Chart and figure data:
---
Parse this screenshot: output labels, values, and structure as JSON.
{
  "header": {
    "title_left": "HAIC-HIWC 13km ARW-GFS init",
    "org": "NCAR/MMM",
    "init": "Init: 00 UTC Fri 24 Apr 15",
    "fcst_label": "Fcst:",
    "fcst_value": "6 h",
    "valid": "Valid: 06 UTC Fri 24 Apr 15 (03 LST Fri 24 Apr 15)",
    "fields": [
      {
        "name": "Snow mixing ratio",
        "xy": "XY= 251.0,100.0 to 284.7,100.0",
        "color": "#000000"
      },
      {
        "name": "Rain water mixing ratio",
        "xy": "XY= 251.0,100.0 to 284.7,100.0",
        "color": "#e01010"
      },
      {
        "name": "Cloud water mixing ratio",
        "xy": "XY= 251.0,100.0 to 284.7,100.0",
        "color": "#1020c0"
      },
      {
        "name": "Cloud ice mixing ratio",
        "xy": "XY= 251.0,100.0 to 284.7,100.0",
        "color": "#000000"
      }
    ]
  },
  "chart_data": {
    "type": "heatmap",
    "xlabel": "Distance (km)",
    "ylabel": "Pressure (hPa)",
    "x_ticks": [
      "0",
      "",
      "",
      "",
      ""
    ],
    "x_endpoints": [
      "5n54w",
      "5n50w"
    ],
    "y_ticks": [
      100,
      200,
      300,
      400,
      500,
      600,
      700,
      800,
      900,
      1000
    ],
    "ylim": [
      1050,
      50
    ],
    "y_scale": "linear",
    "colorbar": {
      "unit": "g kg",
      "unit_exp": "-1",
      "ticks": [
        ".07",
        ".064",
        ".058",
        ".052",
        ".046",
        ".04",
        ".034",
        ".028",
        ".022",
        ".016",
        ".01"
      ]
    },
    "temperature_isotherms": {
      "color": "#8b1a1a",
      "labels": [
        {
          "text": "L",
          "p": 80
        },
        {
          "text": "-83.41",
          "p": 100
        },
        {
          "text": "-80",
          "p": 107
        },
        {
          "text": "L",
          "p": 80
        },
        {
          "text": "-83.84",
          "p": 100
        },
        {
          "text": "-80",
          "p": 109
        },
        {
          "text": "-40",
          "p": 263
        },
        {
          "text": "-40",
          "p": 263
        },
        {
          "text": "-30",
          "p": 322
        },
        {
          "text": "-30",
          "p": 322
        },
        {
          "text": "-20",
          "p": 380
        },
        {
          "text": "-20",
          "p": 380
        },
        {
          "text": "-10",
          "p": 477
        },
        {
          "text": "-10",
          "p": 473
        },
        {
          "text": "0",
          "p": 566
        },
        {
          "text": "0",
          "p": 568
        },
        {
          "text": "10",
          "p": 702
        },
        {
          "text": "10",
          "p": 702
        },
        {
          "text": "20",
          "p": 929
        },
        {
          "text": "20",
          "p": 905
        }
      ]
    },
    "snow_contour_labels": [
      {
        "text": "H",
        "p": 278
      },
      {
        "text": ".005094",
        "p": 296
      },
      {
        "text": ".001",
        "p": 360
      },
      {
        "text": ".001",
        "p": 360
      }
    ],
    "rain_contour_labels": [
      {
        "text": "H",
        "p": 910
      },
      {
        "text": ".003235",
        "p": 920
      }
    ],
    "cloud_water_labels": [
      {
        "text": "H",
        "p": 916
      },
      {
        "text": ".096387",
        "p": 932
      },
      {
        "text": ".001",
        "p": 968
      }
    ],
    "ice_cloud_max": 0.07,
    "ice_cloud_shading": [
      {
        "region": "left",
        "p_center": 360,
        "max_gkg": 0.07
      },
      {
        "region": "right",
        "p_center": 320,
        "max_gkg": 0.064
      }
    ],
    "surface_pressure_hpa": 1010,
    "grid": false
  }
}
---
TASK STATEMENT:
Repeat the records above in full, character for character.

SOLUTION:
Parse this screenshot: output labels, values, and structure as JSON.
{
  "header": {
    "title_left": "HAIC-HIWC 13km ARW-GFS init",
    "org": "NCAR/MMM",
    "init": "Init: 00 UTC Fri 24 Apr 15",
    "fcst_label": "Fcst:",
    "fcst_value": "6 h",
    "valid": "Valid: 06 UTC Fri 24 Apr 15 (03 LST Fri 24 Apr 15)",
    "fields": [
      {
        "name": "Snow mixing ratio",
        "xy": "XY= 251.0,100.0 to 284.7,100.0",
        "color": "#000000"
      },
      {
        "name": "Rain water mixing ratio",
        "xy": "XY= 251.0,100.0 to 284.7,100.0",
        "color": "#e01010"
      },
      {
        "name": "Cloud water mixing ratio",
        "xy": "XY= 251.0,100.0 to 284.7,100.0",
        "color": "#1020c0"
      },
      {
        "name": "Cloud ice mixing ratio",
        "xy": "XY= 251.0,100.0 to 284.7,100.0",
        "color": "#000000"
      }
    ]
  },
  "chart_data": {
    "type": "heatmap",
    "xlabel": "Distance (km)",
    "ylabel": "Pressure (hPa)",
    "x_ticks": [
      "0",
      "",
      "",
      "",
      ""
    ],
    "x_endpoints": [
      "5n54w",
      "5n50w"
    ],
    "y_ticks": [
      100,
      200,
      300,
      400,
      500,
      600,
      700,
      800,
      900,
      1000
    ],
    "ylim": [
      1050,
      50
    ],
    "y_scale": "linear",
    "colorbar": {
      "unit": "g kg",
      "unit_exp": "-1",
      "ticks": [
        ".07",
        ".064",
        ".058",
        ".052",
        ".046",
        ".04",
        ".034",
        ".028",
        ".022",
        ".016",
        ".01"
      ]
    },
    "temperature_isotherms": {
      "color": "#8b1a1a",
      "labels": [
        {
          "text": "L",
          "p": 80
        },
        {
          "text": "-83.41",
          "p": 100
        },
        {
          "text": "-80",
          "p": 107
        },
        {
          "text": "L",
          "p": 80
        },
        {
          "text": "-83.84",
          "p": 100
        },
        {
          "text": "-80",
          "p": 109
        },
        {
          "text": "-40",
          "p": 263
        },
        {
          "text": "-40",
          "p": 263
        },
        {
          "text": "-30",
          "p": 322
        },
        {
          "text": "-30",
          "p": 322
        },
        {
          "text": "-20",
          "p": 380
        },
        {
          "text": "-20",
          "p": 380
        },
        {
          "text": "-10",
          "p": 477
        },
        {
          "text": "-10",
          "p": 473
        },
        {
          "text": "0",
          "p": 566
        },
        {
          "text": "0",
          "p": 568
        },
        {
          "text": "10",
          "p": 702
        },
        {
          "text": "10",
          "p": 702
        },
        {
          "text": "20",
          "p": 929
        },
        {
          "text": "20",
          "p": 905
        }
      ]
    },
    "snow_contour_labels": [
      {
        "text": "H",
        "p": 278
      },
      {
        "text": ".005094",
        "p": 296
      },
      {
        "text": ".001",
        "p": 360
      },
      {
        "text": ".001",
        "p": 360
      }
    ],
    "rain_contour_labels": [
      {
        "text": "H",
        "p": 910
      },
      {
        "text": ".003235",
        "p": 920
      }
    ],
    "cloud_water_labels": [
      {
        "text": "H",
        "p": 916
      },
      {
        "text": ".096387",
        "p": 932
      },
      {
        "text": ".001",
        "p": 968
      }
    ],
    "ice_cloud_max": 0.07,
    "ice_cloud_shading": [
      {
        "region": "left",
        "p_center": 360,
        "max_gkg": 0.07
      },
      {
        "region": "right",
        "p_center": 320,
        "max_gkg": 0.064
      }
    ],
    "surface_pressure_hpa": 1010,
    "grid": false
  }
}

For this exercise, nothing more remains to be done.